Nothing should be left out: output all of the entries exactly.
— Start of Input records —
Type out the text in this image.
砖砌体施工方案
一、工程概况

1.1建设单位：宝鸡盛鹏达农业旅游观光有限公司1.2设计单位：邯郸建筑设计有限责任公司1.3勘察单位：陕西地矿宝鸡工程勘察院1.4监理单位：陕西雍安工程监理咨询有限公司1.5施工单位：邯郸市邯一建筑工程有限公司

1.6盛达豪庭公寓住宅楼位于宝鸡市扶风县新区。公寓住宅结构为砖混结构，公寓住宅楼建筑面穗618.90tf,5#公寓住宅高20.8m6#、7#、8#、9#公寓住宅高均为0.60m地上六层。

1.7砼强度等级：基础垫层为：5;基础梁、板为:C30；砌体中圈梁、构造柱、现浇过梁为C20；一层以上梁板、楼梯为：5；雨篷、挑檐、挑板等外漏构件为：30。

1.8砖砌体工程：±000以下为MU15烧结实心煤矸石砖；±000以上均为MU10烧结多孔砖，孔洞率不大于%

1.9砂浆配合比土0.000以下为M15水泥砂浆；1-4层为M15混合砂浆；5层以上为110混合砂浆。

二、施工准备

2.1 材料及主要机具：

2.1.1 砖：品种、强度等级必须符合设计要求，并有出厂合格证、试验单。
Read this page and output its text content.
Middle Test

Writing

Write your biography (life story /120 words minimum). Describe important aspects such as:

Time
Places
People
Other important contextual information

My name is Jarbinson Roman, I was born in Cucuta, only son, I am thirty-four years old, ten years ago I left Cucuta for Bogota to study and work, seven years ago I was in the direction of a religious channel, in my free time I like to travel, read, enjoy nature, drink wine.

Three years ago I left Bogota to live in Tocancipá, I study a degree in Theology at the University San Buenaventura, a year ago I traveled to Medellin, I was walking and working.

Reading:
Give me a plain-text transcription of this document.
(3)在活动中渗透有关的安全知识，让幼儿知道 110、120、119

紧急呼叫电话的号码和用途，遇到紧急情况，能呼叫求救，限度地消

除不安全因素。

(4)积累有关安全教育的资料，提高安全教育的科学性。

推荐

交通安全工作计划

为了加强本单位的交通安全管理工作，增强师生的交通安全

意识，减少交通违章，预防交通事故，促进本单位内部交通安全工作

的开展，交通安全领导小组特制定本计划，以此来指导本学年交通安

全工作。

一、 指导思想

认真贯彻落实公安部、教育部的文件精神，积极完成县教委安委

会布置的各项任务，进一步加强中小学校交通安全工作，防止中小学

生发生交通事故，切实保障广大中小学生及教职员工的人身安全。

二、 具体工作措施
— End of Input records —
(Response to the exercise):
Type out the text in this image.
砖砌体施工方案
一、工程概况

1.1建设单位：宝鸡盛鹏达农业旅游观光有限公司1.2设计单位：邯郸建筑设计有限责任公司1.3勘察单位：陕西地矿宝鸡工程勘察院1.4监理单位：陕西雍安工程监理咨询有限公司1.5施工单位：邯郸市邯一建筑工程有限公司

1.6盛达豪庭公寓住宅楼位于宝鸡市扶风县新区。公寓住宅结构为砖混结构，公寓住宅楼建筑面穗618.90tf,5#公寓住宅高20.8m6#、7#、8#、9#公寓住宅高均为0.60m地上六层。

1.7砼强度等级：基础垫层为：5;基础梁、板为:C30；砌体中圈梁、构造柱、现浇过梁为C20；一层以上梁板、楼梯为：5；雨篷、挑檐、挑板等外漏构件为：30。

1.8砖砌体工程：±000以下为MU15烧结实心煤矸石砖；±000以上均为MU10烧结多孔砖，孔洞率不大于%

1.9砂浆配合比土0.000以下为M15水泥砂浆；1-4层为M15混合砂浆；5层以上为110混合砂浆。

二、施工准备

2.1 材料及主要机具：

2.1.1 砖：品种、强度等级必须符合设计要求，并有出厂合格证、试验单。
Read this page and output its text content.
Middle Test

Writing

Write your biography (life story /120 words minimum). Describe important aspects such as:

Time
Places
People
Other important contextual information

My name is Jarbinson Roman, I was born in Cucuta, only son, I am thirty-four years old, ten years ago I left Cucuta for Bogota to study and work, seven years ago I was in the direction of a religious channel, in my free time I like to travel, read, enjoy nature, drink wine.

Three years ago I left Bogota to live in Tocancipá, I study a degree in Theology at the University San Buenaventura, a year ago I traveled to Medellin, I was walking and working.

Reading:
Give me a plain-text transcription of this document.
(3)在活动中渗透有关的安全知识，让幼儿知道 110、120、119

紧急呼叫电话的号码和用途，遇到紧急情况，能呼叫求救，限度地消

除不安全因素。

(4)积累有关安全教育的资料，提高安全教育的科学性。

推荐

交通安全工作计划

为了加强本单位的交通安全管理工作，增强师生的交通安全

意识，减少交通违章，预防交通事故，促进本单位内部交通安全工作

的开展，交通安全领导小组特制定本计划，以此来指导本学年交通安

全工作。

一、 指导思想

认真贯彻落实公安部、教育部的文件精神，积极完成县教委安委

会布置的各项任务，进一步加强中小学校交通安全工作，防止中小学

生发生交通事故，切实保障广大中小学生及教职员工的人身安全。

二、 具体工作措施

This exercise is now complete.